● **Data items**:
>> start
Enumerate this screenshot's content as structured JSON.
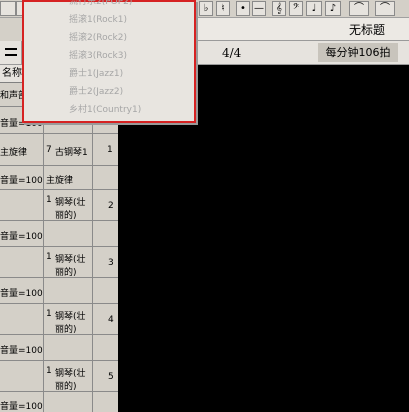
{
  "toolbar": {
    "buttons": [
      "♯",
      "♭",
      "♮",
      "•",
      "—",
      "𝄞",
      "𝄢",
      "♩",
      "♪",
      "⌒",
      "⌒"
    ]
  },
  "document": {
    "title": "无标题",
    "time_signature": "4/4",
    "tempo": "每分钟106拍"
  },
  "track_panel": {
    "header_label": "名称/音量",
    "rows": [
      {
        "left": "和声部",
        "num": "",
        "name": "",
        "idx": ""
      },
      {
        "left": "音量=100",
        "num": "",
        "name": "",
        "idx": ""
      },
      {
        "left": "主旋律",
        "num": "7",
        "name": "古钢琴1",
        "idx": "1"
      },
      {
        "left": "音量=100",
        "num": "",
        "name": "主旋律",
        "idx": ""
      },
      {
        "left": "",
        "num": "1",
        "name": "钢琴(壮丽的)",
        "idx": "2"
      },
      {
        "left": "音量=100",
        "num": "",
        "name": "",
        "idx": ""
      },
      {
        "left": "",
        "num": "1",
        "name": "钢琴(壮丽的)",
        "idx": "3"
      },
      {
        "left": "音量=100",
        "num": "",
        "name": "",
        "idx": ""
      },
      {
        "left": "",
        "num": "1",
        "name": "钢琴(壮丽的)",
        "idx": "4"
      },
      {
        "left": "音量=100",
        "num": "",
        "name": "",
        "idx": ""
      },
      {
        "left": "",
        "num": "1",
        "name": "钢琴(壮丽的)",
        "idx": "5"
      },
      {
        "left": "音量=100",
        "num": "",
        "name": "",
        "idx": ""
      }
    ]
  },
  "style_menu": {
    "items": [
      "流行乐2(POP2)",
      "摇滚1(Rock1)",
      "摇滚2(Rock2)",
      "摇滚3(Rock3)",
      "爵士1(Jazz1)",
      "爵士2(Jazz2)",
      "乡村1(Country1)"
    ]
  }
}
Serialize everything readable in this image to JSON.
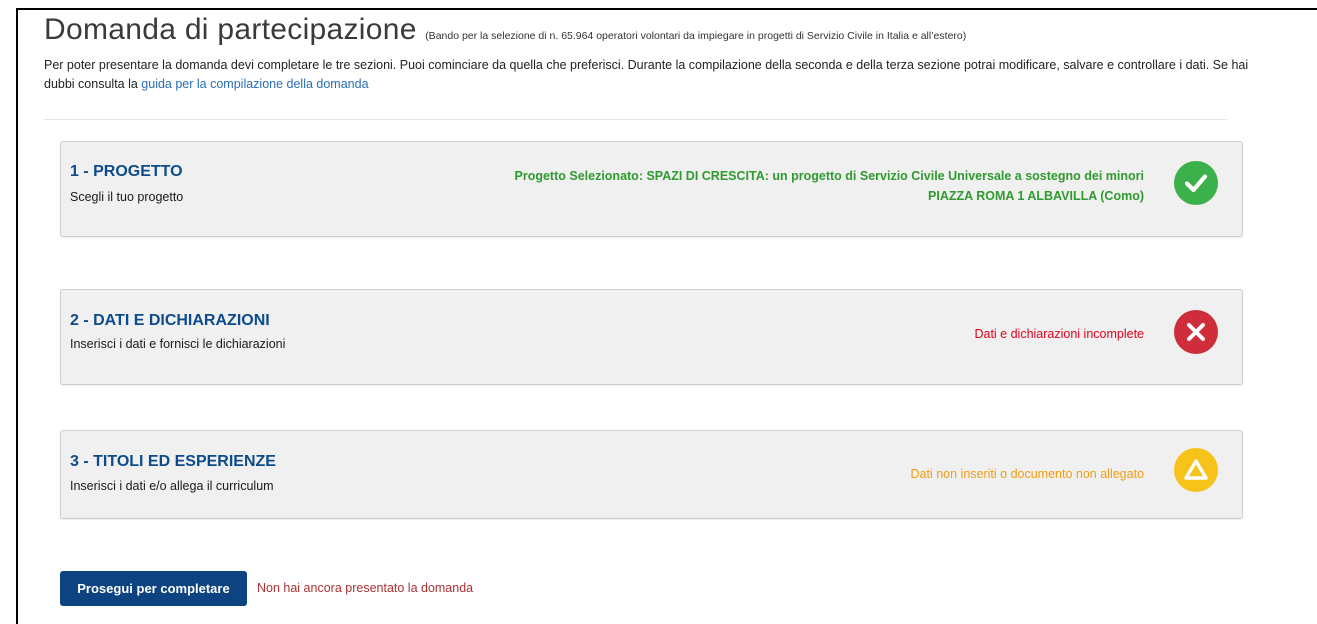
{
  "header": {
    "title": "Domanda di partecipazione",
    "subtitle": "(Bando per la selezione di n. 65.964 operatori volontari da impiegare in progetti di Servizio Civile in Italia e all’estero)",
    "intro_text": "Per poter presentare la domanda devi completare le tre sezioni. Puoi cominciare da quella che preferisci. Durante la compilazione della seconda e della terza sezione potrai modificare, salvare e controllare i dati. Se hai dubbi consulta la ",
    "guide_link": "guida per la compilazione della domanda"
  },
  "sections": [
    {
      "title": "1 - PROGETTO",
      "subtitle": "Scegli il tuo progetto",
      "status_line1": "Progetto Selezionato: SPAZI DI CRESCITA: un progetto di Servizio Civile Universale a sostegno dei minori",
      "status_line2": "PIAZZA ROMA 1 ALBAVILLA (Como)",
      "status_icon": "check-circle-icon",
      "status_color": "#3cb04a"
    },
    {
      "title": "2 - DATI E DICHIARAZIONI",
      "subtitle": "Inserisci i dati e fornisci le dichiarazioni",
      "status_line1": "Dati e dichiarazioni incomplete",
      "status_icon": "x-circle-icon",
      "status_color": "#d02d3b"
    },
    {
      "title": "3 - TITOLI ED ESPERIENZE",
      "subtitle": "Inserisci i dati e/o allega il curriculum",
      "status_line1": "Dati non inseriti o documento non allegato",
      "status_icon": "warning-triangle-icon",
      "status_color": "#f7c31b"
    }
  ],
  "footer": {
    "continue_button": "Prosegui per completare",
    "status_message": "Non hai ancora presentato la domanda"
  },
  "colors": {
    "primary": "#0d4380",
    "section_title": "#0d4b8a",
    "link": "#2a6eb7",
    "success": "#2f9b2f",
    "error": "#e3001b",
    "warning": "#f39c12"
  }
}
>> end
>> start
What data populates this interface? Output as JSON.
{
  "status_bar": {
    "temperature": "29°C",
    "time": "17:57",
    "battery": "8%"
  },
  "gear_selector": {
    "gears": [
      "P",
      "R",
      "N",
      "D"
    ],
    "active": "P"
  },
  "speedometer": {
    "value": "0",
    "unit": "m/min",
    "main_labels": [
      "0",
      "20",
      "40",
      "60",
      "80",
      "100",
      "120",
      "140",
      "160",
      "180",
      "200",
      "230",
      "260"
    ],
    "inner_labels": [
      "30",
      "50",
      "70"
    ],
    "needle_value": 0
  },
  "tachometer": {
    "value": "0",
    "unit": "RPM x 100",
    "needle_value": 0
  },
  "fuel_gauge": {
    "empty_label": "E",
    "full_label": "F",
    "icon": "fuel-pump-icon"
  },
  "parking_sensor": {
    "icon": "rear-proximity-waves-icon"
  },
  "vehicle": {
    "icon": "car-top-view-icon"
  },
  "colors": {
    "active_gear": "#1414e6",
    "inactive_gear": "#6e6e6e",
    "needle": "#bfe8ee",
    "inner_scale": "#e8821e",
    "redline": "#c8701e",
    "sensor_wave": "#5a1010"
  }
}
>> end
>> start
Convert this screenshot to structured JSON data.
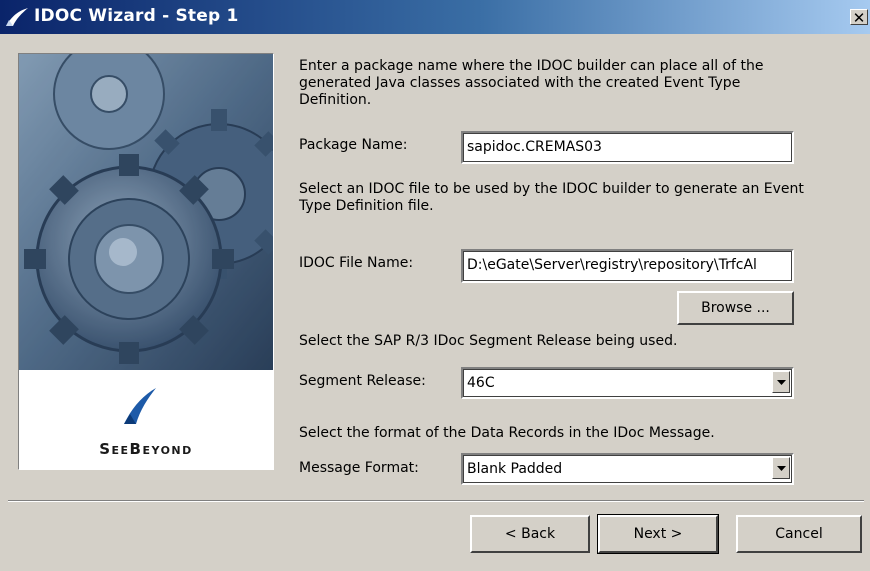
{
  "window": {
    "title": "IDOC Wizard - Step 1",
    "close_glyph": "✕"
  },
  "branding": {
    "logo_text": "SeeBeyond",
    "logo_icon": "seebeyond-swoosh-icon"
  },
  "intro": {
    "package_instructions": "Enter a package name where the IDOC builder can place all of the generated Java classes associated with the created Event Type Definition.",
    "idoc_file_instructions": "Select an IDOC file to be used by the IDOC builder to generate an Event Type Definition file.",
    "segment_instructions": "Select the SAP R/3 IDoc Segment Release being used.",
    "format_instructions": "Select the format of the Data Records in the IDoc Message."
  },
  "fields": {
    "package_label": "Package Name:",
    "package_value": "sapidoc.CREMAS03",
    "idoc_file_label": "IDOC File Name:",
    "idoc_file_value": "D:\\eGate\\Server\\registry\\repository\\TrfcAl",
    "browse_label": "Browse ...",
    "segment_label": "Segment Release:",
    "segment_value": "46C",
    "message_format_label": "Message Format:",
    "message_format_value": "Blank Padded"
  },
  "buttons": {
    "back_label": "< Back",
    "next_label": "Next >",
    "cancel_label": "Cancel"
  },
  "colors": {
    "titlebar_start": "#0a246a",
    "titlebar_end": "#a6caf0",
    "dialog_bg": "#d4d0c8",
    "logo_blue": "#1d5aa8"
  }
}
>> end
In the records above, find the lines containing "della" and copy them.

● **OUTPUT**:
    "intro_text": "Per poter presentare la domanda devi completare le tre sezioni. Puoi cominciare da quella che preferisci. Durante la compilazione della seconda e della terza sezione potrai modificare, salvare e controllare i dati. Se hai dubbi consulta la ",
    "guide_link": "guida per la compilazione della domanda"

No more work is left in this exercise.